Task statement = Within the records below, find each line that holds the string "daily", then copy it.

Start of Dataset extract

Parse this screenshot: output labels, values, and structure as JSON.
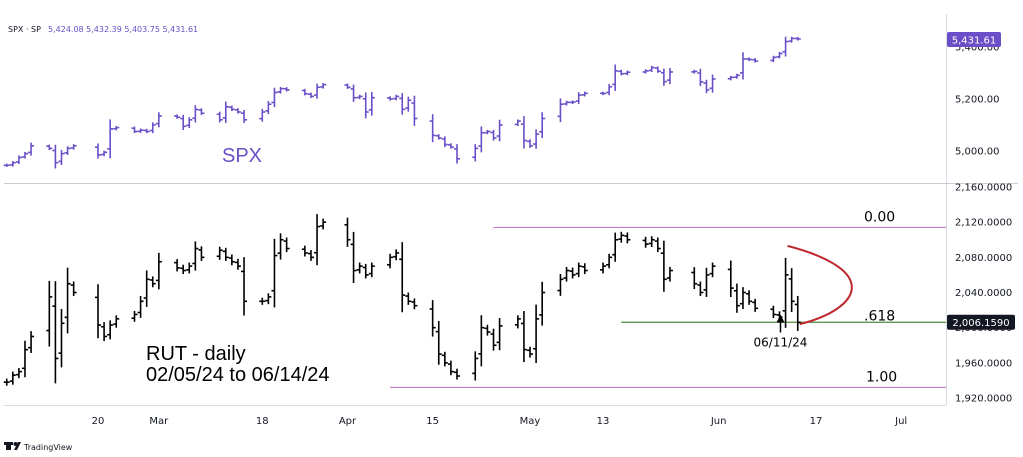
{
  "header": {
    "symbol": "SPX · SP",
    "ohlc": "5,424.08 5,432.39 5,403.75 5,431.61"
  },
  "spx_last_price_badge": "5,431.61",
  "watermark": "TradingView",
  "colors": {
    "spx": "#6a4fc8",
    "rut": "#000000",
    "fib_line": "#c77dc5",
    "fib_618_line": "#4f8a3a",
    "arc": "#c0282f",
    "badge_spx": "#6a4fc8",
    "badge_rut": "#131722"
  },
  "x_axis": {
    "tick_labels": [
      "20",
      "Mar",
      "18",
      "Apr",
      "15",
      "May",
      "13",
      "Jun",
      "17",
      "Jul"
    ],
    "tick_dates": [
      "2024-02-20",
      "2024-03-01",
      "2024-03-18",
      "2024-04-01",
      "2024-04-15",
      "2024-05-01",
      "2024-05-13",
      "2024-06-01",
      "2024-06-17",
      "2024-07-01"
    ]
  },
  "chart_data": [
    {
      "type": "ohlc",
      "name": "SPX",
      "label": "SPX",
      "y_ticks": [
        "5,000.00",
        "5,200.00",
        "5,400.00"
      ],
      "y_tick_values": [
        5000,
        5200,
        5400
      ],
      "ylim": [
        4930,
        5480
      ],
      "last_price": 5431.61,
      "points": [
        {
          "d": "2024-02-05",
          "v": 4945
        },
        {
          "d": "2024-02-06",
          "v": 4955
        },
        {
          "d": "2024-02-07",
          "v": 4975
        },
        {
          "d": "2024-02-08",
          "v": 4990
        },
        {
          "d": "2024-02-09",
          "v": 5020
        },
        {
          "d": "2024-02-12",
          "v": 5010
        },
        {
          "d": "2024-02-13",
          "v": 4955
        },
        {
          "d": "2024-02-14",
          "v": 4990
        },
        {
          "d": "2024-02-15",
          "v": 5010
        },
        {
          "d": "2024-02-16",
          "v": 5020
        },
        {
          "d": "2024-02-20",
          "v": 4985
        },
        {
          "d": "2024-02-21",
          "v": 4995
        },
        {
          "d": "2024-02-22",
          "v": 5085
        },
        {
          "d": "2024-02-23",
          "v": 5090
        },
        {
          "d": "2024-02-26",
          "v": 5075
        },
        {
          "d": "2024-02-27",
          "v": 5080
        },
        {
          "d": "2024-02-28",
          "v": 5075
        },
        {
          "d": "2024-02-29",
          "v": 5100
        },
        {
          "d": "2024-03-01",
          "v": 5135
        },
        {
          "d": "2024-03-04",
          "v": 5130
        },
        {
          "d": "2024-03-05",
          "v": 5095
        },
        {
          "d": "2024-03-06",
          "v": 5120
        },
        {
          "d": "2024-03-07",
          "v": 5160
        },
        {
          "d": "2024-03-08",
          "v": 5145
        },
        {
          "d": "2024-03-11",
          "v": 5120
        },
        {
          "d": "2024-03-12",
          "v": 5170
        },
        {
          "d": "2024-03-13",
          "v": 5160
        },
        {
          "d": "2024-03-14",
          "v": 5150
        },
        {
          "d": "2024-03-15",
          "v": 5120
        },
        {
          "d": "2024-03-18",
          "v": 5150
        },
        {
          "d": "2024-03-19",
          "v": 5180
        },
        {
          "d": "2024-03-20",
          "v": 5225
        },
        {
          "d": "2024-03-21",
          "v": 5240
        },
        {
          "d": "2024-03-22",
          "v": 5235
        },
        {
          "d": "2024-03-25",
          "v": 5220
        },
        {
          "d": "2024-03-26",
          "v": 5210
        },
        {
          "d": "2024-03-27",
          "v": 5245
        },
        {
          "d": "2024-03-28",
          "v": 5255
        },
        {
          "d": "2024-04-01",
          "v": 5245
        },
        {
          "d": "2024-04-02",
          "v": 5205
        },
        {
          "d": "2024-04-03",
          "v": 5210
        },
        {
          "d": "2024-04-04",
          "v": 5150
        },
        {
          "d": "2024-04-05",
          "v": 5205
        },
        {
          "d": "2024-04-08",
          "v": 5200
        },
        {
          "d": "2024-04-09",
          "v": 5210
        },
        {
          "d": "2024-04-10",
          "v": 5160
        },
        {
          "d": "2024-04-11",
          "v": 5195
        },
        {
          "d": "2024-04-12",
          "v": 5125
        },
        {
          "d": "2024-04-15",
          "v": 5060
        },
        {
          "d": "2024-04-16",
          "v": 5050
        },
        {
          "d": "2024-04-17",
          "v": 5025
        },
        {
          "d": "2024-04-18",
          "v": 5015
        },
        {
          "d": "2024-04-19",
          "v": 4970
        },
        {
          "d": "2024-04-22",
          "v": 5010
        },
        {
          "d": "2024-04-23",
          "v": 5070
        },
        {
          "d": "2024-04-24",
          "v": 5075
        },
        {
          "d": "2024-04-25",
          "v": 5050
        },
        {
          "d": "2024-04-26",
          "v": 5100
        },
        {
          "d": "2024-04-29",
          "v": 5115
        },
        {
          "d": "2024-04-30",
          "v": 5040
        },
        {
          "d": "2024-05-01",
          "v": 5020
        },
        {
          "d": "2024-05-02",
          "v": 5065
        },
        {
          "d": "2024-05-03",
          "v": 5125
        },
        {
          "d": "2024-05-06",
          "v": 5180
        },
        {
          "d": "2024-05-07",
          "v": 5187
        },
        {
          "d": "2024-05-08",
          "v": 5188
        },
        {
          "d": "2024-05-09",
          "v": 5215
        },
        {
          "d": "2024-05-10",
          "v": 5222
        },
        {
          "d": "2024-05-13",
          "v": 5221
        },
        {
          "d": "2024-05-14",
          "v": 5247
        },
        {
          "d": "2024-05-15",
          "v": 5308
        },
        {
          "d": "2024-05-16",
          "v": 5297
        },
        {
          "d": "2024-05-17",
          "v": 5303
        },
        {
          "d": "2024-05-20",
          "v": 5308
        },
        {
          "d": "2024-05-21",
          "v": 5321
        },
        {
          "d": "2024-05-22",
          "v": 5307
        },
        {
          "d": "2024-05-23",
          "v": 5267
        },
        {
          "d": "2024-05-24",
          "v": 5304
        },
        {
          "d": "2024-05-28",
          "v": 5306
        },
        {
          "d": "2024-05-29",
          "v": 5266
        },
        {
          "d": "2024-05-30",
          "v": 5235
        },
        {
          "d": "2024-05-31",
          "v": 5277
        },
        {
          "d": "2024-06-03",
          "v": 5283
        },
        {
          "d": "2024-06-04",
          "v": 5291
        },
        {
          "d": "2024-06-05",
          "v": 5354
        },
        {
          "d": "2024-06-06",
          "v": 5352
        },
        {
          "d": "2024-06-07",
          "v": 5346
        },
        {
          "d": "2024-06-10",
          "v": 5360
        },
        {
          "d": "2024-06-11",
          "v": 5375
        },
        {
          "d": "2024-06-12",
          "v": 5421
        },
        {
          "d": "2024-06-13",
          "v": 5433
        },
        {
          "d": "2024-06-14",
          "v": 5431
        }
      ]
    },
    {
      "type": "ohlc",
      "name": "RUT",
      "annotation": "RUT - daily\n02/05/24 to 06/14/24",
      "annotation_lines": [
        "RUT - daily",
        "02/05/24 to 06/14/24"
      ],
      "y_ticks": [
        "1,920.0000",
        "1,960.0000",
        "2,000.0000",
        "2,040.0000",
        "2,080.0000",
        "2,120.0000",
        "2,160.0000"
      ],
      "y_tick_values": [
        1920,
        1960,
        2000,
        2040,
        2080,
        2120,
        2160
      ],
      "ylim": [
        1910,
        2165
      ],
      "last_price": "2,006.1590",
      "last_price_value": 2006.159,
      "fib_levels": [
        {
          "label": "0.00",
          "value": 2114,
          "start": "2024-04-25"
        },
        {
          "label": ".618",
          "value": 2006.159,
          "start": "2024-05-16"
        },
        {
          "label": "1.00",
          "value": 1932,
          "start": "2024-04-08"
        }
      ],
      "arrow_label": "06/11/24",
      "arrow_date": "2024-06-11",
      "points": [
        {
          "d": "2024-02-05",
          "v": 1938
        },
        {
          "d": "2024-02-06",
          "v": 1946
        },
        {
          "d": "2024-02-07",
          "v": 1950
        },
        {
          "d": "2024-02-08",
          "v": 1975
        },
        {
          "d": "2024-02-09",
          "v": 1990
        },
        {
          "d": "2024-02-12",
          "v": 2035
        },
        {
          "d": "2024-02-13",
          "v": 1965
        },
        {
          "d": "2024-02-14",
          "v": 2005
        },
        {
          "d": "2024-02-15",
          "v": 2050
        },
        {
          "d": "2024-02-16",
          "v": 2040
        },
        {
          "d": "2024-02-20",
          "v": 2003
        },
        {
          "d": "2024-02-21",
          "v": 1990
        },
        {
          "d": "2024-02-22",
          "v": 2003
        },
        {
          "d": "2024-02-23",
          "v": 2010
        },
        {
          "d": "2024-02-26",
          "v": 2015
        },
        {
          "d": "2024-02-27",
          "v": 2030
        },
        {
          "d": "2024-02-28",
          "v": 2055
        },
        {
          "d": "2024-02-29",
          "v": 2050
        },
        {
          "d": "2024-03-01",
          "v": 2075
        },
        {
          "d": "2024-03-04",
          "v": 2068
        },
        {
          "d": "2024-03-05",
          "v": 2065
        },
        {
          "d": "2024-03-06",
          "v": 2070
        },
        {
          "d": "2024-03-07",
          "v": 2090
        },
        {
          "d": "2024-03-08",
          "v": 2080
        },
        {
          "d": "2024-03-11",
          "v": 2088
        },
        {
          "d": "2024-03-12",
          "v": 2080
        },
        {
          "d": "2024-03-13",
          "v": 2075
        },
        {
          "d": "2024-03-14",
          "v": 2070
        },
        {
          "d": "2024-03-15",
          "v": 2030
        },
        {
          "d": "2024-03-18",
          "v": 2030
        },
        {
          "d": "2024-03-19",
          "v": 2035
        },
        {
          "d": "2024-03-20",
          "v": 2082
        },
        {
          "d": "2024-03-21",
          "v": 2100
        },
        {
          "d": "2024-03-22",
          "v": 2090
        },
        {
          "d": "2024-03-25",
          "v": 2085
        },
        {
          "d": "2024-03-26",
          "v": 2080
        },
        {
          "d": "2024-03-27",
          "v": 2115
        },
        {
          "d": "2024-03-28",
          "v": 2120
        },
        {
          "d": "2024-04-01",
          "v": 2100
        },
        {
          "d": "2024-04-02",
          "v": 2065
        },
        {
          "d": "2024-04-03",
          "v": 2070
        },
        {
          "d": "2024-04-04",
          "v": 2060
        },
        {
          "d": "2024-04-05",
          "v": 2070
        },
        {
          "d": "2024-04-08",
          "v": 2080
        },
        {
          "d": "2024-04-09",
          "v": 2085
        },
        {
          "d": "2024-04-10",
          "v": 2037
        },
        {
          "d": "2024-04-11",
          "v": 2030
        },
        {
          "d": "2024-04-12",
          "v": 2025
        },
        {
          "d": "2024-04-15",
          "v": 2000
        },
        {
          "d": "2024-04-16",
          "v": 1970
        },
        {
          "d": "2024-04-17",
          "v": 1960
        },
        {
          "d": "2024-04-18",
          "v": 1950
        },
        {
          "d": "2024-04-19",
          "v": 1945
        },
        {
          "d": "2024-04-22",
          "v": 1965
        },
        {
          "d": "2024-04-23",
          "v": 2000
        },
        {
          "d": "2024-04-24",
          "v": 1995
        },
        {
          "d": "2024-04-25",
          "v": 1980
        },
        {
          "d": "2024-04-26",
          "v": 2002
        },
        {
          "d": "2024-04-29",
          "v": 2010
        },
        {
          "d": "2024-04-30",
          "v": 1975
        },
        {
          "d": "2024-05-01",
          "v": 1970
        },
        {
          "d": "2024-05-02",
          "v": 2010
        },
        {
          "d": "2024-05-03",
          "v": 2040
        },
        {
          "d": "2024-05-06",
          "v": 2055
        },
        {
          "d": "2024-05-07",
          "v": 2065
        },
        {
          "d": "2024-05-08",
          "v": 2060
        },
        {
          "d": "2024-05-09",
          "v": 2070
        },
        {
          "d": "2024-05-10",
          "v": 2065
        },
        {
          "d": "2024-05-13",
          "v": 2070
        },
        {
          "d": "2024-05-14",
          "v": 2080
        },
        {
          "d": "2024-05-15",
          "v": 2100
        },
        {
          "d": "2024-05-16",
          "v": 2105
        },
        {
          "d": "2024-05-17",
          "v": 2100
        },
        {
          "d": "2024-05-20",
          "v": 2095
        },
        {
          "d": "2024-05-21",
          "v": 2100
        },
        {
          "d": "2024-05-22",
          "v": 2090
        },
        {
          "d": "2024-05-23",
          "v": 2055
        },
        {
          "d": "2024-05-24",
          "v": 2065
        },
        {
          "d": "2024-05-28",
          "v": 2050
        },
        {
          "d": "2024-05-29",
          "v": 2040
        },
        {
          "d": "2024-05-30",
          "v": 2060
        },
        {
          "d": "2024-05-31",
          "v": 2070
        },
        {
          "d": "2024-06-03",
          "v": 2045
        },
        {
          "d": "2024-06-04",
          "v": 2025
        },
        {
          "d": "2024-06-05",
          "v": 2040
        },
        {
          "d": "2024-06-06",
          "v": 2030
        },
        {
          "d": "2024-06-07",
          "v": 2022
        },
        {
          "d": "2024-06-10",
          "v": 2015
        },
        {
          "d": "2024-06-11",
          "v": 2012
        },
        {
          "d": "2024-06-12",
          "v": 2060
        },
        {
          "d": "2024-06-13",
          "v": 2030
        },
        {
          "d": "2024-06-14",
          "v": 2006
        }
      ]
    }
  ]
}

End of Dataset extract

Exercise answer =
      "annotation": "RUT - daily\n02/05/24 to 06/14/24",
        "RUT - daily",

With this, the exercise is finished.